The records underneath are to be repeated exactly, with the pictures left out.

Dataset records:
(begin)

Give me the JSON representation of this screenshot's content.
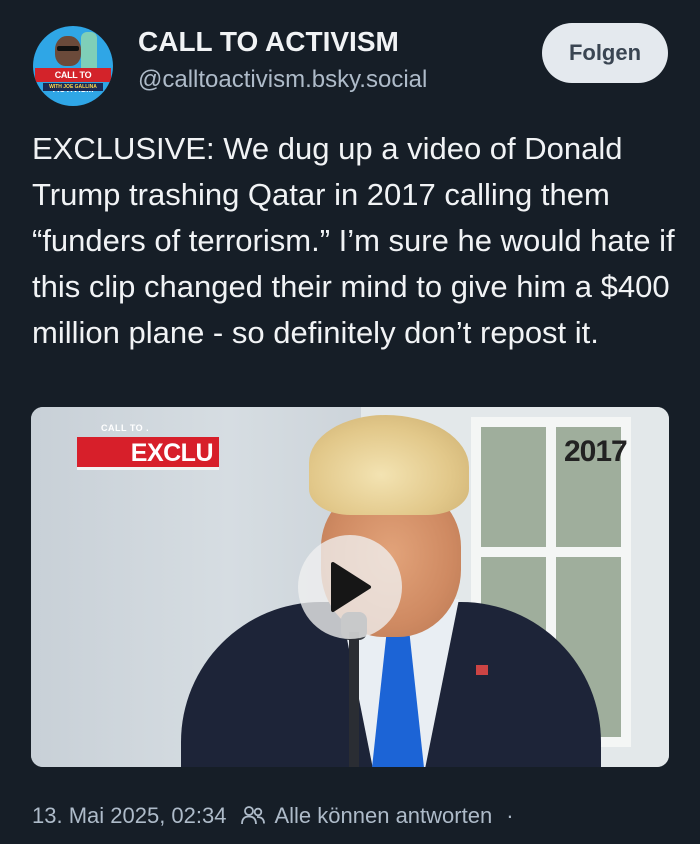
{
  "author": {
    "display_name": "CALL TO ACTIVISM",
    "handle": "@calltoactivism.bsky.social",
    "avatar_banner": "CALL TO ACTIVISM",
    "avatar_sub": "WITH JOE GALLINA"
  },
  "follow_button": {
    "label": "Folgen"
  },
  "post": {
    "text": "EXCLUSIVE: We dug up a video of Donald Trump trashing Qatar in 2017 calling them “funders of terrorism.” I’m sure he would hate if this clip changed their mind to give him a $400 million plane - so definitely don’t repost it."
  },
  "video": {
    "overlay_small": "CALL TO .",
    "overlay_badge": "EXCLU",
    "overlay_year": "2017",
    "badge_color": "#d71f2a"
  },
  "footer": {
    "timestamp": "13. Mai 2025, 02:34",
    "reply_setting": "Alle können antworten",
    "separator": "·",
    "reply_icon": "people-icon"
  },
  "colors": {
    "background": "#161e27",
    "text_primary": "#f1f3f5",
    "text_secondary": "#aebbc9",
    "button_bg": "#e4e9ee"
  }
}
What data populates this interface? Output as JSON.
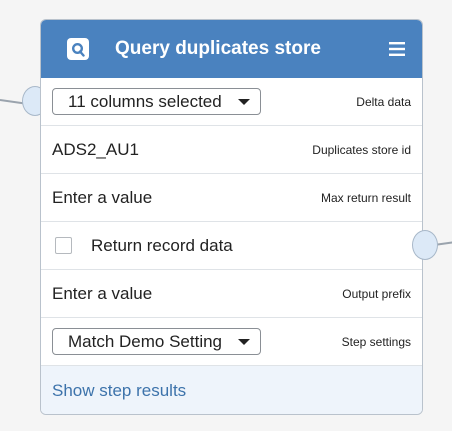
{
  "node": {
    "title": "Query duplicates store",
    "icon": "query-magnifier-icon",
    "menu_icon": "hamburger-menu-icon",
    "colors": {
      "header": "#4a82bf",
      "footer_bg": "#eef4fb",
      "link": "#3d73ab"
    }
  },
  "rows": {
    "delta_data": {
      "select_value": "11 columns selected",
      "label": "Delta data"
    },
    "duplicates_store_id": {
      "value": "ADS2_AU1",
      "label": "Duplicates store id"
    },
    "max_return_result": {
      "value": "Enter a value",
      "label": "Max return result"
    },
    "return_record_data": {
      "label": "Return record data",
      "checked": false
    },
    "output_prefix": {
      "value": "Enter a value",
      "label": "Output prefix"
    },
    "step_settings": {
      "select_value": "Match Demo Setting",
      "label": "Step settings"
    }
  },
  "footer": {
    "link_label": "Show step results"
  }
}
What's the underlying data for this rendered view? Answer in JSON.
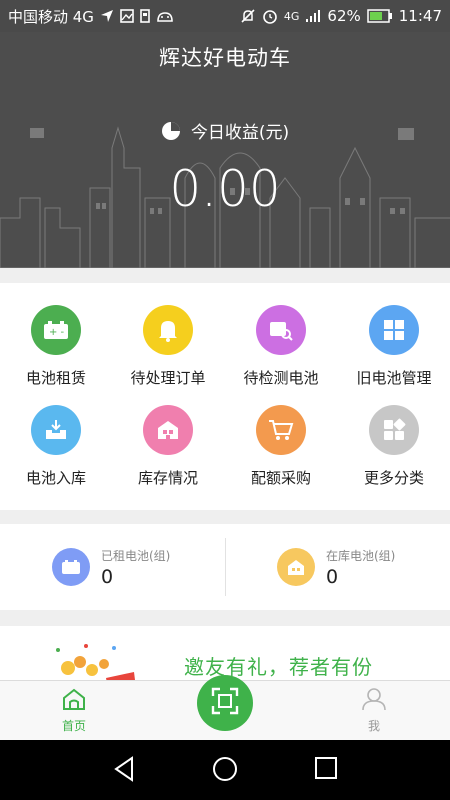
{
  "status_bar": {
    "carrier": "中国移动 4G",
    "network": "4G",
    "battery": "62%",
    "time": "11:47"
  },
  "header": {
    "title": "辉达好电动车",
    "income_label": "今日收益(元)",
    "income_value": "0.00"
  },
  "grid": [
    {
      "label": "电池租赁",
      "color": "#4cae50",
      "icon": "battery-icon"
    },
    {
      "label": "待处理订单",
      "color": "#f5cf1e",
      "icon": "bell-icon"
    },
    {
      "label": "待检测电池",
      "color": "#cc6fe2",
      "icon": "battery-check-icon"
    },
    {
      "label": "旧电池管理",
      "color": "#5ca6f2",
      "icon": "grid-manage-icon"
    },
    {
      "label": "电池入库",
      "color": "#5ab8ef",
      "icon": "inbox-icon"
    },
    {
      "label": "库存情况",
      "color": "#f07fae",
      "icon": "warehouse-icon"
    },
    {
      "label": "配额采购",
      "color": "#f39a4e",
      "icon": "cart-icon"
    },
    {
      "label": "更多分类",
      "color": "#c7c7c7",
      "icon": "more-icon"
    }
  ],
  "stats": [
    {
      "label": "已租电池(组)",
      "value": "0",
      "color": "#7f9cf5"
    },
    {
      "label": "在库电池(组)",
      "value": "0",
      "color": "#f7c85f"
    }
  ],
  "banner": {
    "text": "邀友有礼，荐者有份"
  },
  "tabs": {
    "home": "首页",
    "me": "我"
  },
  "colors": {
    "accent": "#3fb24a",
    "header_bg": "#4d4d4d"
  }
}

(end)

Finished exercise —
Give me the JSON representation of this screenshot's content.
{
  "author": {
    "display_name": "CALL TO ACTIVISM",
    "handle": "@calltoactivism.bsky.social",
    "avatar_banner": "CALL TO ACTIVISM",
    "avatar_sub": "WITH JOE GALLINA"
  },
  "follow_button": {
    "label": "Folgen"
  },
  "post": {
    "text": "EXCLUSIVE: We dug up a video of Donald Trump trashing Qatar in 2017 calling them “funders of terrorism.” I’m sure he would hate if this clip changed their mind to give him a $400 million plane - so definitely don’t repost it."
  },
  "video": {
    "overlay_small": "CALL TO .",
    "overlay_badge": "EXCLU",
    "overlay_year": "2017",
    "badge_color": "#d71f2a"
  },
  "footer": {
    "timestamp": "13. Mai 2025, 02:34",
    "reply_setting": "Alle können antworten",
    "separator": "·",
    "reply_icon": "people-icon"
  },
  "colors": {
    "background": "#161e27",
    "text_primary": "#f1f3f5",
    "text_secondary": "#aebbc9",
    "button_bg": "#e4e9ee"
  }
}
What data populates this interface? Output as JSON.
{
  "node": {
    "title": "Query duplicates store",
    "icon": "query-magnifier-icon",
    "menu_icon": "hamburger-menu-icon",
    "colors": {
      "header": "#4a82bf",
      "footer_bg": "#eef4fb",
      "link": "#3d73ab"
    }
  },
  "rows": {
    "delta_data": {
      "select_value": "11 columns selected",
      "label": "Delta data"
    },
    "duplicates_store_id": {
      "value": "ADS2_AU1",
      "label": "Duplicates store id"
    },
    "max_return_result": {
      "value": "Enter a value",
      "label": "Max return result"
    },
    "return_record_data": {
      "label": "Return record data",
      "checked": false
    },
    "output_prefix": {
      "value": "Enter a value",
      "label": "Output prefix"
    },
    "step_settings": {
      "select_value": "Match Demo Setting",
      "label": "Step settings"
    }
  },
  "footer": {
    "link_label": "Show step results"
  }
}
What's the underlying data for this rendered view? Answer in JSON.
{
  "status_bar": {
    "carrier": "中国移动 4G",
    "network": "4G",
    "battery": "62%",
    "time": "11:47"
  },
  "header": {
    "title": "辉达好电动车",
    "income_label": "今日收益(元)",
    "income_value": "0.00"
  },
  "grid": [
    {
      "label": "电池租赁",
      "color": "#4cae50",
      "icon": "battery-icon"
    },
    {
      "label": "待处理订单",
      "color": "#f5cf1e",
      "icon": "bell-icon"
    },
    {
      "label": "待检测电池",
      "color": "#cc6fe2",
      "icon": "battery-check-icon"
    },
    {
      "label": "旧电池管理",
      "color": "#5ca6f2",
      "icon": "grid-manage-icon"
    },
    {
      "label": "电池入库",
      "color": "#5ab8ef",
      "icon": "inbox-icon"
    },
    {
      "label": "库存情况",
      "color": "#f07fae",
      "icon": "warehouse-icon"
    },
    {
      "label": "配额采购",
      "color": "#f39a4e",
      "icon": "cart-icon"
    },
    {
      "label": "更多分类",
      "color": "#c7c7c7",
      "icon": "more-icon"
    }
  ],
  "stats": [
    {
      "label": "已租电池(组)",
      "value": "0",
      "color": "#7f9cf5"
    },
    {
      "label": "在库电池(组)",
      "value": "0",
      "color": "#f7c85f"
    }
  ],
  "banner": {
    "text": "邀友有礼，荐者有份"
  },
  "tabs": {
    "home": "首页",
    "me": "我"
  },
  "colors": {
    "accent": "#3fb24a",
    "header_bg": "#4d4d4d"
  }
}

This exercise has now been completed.